Kutipan Terpilih:
------------------------------
Cekcok Pasangan di F1

Yang sudah ada hubungan, yang sudah ada ikatan, yang sudah ada perasaan, belum tentu juga selalu sepakat. Bersitegang pasti selalu ada. Ya kan? Hih! Enggak usah ngeyel kamu. La wong nentuin makan di mana aja galaunya bisa sampe Sun Go Kong balik lagi ke batu kok. Hal seperti ini memang sangat wajar terjadi. Ya karena memang kepala setiap orang berbeda-beda. Dan juga egonya sangat berbeda-beda. Kalo se-tim egonya masih sama-sama tinggi, ya udah, akhiri aja. Soalnya, enggak akan bisa kemana-mana. Apalagi di sepak bola. Itu tim dibentuk oleh 11 kepala. Sebelas! Ga cuma dua! Kayak gitu gimana coba meredam egonya. Kalau enggak pelaih yang bener-bener tokcer, akan sangat susah tuh buat menyamakan ego pemainnya. Yang bahkan meskipun kelihatan di luar lapangan sering bercanda dan biasa saja, di dalem lapangan bisa berubah 180 derajat celcius! Beda!
------------------------------
Data yang Diberikan:
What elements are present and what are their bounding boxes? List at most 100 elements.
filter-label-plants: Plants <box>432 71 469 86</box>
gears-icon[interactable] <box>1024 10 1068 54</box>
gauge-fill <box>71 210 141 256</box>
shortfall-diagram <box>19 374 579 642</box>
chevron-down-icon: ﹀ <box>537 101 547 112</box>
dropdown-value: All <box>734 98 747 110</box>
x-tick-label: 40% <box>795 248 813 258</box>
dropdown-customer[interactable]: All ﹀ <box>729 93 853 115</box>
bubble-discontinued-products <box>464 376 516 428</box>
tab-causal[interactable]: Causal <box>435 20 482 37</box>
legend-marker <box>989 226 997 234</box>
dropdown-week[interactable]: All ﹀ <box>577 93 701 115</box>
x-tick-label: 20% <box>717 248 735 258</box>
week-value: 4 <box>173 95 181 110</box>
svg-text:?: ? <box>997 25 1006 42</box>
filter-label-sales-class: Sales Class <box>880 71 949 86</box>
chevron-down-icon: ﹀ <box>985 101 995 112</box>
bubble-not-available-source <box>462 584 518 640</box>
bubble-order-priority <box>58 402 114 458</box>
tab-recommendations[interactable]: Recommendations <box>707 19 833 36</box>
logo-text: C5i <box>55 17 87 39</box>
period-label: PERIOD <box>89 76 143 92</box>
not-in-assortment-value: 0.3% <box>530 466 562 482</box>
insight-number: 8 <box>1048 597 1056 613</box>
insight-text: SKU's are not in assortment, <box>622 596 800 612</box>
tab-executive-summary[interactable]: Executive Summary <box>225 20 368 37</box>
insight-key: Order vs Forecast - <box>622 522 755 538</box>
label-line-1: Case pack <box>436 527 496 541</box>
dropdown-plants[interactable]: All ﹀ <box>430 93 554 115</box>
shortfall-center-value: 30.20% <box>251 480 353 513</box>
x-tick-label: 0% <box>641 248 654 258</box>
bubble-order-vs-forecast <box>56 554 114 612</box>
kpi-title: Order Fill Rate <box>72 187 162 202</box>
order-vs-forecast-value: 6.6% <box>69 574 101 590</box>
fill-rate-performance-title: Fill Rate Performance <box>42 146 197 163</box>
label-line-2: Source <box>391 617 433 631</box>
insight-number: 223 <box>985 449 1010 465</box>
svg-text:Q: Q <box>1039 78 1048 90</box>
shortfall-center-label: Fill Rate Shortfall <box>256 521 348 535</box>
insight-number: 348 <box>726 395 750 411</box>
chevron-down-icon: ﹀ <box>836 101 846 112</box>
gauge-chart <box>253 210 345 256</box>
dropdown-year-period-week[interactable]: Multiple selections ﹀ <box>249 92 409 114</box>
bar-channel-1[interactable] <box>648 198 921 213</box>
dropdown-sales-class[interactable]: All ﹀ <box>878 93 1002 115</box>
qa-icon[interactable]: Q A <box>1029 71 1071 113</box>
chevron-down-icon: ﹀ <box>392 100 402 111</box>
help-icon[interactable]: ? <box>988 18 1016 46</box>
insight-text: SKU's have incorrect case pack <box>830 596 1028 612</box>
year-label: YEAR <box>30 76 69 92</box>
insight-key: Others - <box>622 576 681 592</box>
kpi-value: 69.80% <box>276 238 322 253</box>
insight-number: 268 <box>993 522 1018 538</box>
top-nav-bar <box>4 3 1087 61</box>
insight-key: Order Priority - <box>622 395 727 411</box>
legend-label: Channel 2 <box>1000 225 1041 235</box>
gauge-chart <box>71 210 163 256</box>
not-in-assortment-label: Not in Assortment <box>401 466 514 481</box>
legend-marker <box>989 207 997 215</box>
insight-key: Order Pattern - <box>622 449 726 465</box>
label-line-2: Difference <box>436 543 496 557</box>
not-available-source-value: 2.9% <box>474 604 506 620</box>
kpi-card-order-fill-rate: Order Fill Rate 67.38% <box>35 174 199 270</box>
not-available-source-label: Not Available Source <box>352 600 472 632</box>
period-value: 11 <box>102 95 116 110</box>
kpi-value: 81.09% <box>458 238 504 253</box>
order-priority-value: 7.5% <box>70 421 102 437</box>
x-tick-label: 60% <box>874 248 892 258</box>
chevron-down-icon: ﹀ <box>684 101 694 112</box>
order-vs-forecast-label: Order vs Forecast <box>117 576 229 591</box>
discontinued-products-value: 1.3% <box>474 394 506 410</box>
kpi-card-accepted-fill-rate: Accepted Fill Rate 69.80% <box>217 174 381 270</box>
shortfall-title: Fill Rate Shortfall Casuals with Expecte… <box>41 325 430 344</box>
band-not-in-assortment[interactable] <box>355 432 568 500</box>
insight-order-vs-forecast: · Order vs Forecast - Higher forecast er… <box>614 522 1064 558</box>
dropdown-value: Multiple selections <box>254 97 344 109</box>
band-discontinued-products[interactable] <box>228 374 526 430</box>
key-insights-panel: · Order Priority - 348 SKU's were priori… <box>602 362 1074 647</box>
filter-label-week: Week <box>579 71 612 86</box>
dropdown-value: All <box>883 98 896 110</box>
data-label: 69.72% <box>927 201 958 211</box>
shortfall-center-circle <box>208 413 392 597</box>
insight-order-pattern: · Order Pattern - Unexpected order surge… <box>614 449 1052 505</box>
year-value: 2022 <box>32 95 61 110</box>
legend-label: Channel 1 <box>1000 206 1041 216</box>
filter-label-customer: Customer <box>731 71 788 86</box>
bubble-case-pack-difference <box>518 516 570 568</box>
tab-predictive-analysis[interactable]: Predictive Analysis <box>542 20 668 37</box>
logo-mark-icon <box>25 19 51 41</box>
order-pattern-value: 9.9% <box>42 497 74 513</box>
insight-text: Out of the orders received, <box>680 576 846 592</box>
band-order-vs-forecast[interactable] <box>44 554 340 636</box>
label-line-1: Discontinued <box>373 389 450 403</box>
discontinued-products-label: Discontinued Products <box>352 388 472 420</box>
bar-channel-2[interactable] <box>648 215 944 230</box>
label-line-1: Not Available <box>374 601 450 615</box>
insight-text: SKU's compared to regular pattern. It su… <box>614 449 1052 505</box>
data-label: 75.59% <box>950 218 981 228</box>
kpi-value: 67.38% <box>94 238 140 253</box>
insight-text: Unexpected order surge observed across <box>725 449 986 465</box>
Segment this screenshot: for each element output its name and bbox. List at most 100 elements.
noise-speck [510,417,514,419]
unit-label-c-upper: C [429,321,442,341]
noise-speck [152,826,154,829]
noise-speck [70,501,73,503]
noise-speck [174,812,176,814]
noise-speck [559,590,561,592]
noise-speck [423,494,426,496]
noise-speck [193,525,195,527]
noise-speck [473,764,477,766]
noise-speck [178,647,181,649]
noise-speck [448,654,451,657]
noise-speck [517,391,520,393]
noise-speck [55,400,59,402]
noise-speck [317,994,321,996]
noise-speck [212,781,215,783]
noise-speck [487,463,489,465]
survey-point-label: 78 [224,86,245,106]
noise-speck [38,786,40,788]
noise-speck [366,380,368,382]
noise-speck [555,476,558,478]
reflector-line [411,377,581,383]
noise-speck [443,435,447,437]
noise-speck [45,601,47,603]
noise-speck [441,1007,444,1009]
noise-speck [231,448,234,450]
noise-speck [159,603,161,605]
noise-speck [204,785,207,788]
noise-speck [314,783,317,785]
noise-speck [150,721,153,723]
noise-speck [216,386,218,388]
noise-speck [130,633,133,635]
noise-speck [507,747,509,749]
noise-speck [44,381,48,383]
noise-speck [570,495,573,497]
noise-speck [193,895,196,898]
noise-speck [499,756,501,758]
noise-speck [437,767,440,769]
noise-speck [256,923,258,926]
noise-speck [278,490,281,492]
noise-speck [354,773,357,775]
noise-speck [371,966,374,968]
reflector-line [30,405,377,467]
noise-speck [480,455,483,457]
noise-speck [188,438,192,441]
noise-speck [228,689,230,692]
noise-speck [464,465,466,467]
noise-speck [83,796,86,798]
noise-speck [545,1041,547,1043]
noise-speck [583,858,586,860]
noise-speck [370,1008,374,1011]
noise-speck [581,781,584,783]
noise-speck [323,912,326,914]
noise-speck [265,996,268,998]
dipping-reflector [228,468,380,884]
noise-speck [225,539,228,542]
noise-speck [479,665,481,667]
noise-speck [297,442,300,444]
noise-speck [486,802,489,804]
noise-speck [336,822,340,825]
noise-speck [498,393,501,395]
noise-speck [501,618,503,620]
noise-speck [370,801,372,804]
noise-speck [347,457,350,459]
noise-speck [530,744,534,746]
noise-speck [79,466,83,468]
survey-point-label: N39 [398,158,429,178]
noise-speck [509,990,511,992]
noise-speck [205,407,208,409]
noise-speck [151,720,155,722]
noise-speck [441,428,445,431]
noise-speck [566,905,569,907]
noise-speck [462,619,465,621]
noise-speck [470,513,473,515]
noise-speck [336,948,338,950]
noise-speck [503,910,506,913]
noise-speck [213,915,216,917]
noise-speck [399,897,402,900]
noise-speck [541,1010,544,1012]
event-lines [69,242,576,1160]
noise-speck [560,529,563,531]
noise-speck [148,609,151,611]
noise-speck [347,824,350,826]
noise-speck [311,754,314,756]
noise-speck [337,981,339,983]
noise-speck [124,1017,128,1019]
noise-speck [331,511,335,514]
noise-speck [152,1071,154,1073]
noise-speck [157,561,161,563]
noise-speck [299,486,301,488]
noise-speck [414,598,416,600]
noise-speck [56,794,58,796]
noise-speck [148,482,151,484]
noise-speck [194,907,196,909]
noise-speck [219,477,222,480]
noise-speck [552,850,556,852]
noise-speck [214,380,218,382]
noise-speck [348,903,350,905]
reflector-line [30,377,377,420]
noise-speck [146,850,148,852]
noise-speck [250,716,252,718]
------------------------------
Ketentuan Latihan:
1. Menurut kutipan, sebuah tim sepak bola dibentuk oleh berapa kepala?
2. Terjemahkan kalimat dari kutipan berikut ke dalam bahasa Inggris: "Hal seperti ini memang sangat wajar terjadi."
3. Tentukan apakah setiap pernyataan berikut sesuai dengan kutipan. Jawab ya atau tidak, lalu kutip kata-kata kutipan yang menentukan jawaban tersebut.
(a) Ego setiap orang sangat berbeda-beda.
(b) Sebuah tim sepak bola hanya dibentuk oleh dua kepala.
(c) Orang yang sudah memiliki hubungan jarang bersitegang.
Daftar tersebut merupakan bahan tersendiri yang terpisah dari kutipan.

Jawaban Tugas:
1. Oleh 11 kepala.

2. Something like this is indeed very natural to happen.

3.
(a) Ya: "Dan juga egonya sangat berbeda-beda."
(b) Tidak: "Itu tim dibentuk oleh 11 kepala."
(c) Tidak: "Bersitegang pasti selalu ada."